Records from a data source:
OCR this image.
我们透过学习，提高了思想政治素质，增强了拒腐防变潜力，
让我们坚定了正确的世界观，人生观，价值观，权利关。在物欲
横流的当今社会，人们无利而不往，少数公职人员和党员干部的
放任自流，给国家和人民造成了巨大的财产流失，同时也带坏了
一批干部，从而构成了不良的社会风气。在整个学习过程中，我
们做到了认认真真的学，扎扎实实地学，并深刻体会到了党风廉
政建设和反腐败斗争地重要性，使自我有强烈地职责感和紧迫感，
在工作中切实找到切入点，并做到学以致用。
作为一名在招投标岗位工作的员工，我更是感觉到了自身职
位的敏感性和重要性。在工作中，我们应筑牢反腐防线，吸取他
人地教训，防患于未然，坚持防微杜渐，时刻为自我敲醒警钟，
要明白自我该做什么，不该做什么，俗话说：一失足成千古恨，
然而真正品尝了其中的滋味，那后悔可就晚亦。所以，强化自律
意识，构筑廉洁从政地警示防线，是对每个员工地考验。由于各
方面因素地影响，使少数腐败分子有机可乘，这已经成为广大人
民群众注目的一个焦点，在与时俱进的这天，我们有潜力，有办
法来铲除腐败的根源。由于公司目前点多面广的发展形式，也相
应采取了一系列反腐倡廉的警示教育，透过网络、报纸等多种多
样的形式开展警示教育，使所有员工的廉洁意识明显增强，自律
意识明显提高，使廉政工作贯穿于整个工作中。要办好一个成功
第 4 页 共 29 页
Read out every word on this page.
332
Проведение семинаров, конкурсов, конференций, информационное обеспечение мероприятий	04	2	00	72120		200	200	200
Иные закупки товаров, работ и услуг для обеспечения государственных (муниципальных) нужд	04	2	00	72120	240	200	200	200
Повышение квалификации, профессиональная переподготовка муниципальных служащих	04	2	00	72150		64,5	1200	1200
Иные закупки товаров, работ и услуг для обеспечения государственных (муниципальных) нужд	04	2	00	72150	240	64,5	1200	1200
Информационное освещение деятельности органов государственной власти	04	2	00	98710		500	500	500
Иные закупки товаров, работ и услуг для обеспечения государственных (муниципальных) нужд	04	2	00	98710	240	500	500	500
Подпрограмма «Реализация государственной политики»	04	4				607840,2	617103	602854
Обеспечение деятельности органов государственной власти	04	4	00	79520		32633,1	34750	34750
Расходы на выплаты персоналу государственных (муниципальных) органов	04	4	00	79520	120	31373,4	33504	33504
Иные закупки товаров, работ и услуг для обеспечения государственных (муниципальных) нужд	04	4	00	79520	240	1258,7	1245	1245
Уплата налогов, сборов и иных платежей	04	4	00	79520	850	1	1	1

__What to work on__
Copy the data above exactly. Every line must be included.

__Correct result__
OCR this image.
我们透过学习，提高了思想政治素质，增强了拒腐防变潜力，
让我们坚定了正确的世界观，人生观，价值观，权利关。在物欲
横流的当今社会，人们无利而不往，少数公职人员和党员干部的
放任自流，给国家和人民造成了巨大的财产流失，同时也带坏了
一批干部，从而构成了不良的社会风气。在整个学习过程中，我
们做到了认认真真的学，扎扎实实地学，并深刻体会到了党风廉
政建设和反腐败斗争地重要性，使自我有强烈地职责感和紧迫感，
在工作中切实找到切入点，并做到学以致用。
作为一名在招投标岗位工作的员工，我更是感觉到了自身职
位的敏感性和重要性。在工作中，我们应筑牢反腐防线，吸取他
人地教训，防患于未然，坚持防微杜渐，时刻为自我敲醒警钟，
要明白自我该做什么，不该做什么，俗话说：一失足成千古恨，
然而真正品尝了其中的滋味，那后悔可就晚亦。所以，强化自律
意识，构筑廉洁从政地警示防线，是对每个员工地考验。由于各
方面因素地影响，使少数腐败分子有机可乘，这已经成为广大人
民群众注目的一个焦点，在与时俱进的这天，我们有潜力，有办
法来铲除腐败的根源。由于公司目前点多面广的发展形式，也相
应采取了一系列反腐倡廉的警示教育，透过网络、报纸等多种多
样的形式开展警示教育，使所有员工的廉洁意识明显增强，自律
意识明显提高，使廉政工作贯穿于整个工作中。要办好一个成功
第 4 页 共 29 页
Read out every word on this page.
332
Проведение семинаров, конкурсов, конференций, информационное обеспечение мероприятий	04	2	00	72120		200	200	200
Иные закупки товаров, работ и услуг для обеспечения государственных (муниципальных) нужд	04	2	00	72120	240	200	200	200
Повышение квалификации, профессиональная переподготовка муниципальных служащих	04	2	00	72150		64,5	1200	1200
Иные закупки товаров, работ и услуг для обеспечения государственных (муниципальных) нужд	04	2	00	72150	240	64,5	1200	1200
Информационное освещение деятельности органов государственной власти	04	2	00	98710		500	500	500
Иные закупки товаров, работ и услуг для обеспечения государственных (муниципальных) нужд	04	2	00	98710	240	500	500	500
Подпрограмма «Реализация государственной политики»	04	4				607840,2	617103	602854
Обеспечение деятельности органов государственной власти	04	4	00	79520		32633,1	34750	34750
Расходы на выплаты персоналу государственных (муниципальных) органов	04	4	00	79520	120	31373,4	33504	33504
Иные закупки товаров, работ и услуг для обеспечения государственных (муниципальных) нужд	04	4	00	79520	240	1258,7	1245	1245
Уплата налогов, сборов и иных платежей	04	4	00	79520	850	1	1	1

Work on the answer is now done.